WHAT TO DO |
Search the material below for the string "Care" and extract each line that has it.

═══

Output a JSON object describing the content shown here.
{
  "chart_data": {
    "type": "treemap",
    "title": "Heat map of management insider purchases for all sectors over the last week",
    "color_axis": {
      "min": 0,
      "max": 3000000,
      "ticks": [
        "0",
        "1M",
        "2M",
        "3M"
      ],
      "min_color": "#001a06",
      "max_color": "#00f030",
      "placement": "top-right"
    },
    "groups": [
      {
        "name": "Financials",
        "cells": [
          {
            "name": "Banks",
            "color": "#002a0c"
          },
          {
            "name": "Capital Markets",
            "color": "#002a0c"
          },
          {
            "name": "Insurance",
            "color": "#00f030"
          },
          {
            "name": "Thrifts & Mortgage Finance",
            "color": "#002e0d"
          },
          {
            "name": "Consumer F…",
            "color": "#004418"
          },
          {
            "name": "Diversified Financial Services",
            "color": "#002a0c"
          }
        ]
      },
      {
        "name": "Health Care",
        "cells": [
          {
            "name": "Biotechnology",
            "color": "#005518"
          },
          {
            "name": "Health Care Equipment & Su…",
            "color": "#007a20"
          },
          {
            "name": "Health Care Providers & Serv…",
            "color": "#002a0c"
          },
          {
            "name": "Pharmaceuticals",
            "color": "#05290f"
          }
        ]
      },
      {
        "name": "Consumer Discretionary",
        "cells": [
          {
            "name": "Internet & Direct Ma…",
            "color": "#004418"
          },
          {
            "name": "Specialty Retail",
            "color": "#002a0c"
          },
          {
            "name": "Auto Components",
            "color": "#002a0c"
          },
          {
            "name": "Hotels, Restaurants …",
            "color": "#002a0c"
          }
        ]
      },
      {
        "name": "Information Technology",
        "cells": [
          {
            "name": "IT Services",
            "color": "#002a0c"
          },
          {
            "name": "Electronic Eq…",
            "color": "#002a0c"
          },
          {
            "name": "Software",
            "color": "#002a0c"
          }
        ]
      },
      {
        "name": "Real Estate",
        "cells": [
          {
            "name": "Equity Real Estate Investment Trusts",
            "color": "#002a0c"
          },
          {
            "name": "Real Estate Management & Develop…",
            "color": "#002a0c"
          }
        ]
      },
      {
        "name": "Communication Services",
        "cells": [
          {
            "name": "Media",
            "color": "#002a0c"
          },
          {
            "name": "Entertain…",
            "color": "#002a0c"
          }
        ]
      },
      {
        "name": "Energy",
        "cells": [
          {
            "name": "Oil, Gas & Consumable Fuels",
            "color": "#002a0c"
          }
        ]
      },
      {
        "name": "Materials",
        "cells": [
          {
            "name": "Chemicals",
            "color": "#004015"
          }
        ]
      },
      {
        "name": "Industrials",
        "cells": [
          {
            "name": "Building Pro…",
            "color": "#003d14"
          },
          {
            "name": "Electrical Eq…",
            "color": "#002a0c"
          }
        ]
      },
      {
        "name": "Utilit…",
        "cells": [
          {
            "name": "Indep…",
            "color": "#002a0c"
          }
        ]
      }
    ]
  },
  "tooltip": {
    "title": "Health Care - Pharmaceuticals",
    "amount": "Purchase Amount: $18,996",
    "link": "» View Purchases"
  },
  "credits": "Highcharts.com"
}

═══

SOLVED EXERCISE |
        "name": "Health Care",
            "name": "Health Care Equipment & Su…",
            "name": "Health Care Providers & Serv…",
    "title": "Health Care - Pharmaceuticals",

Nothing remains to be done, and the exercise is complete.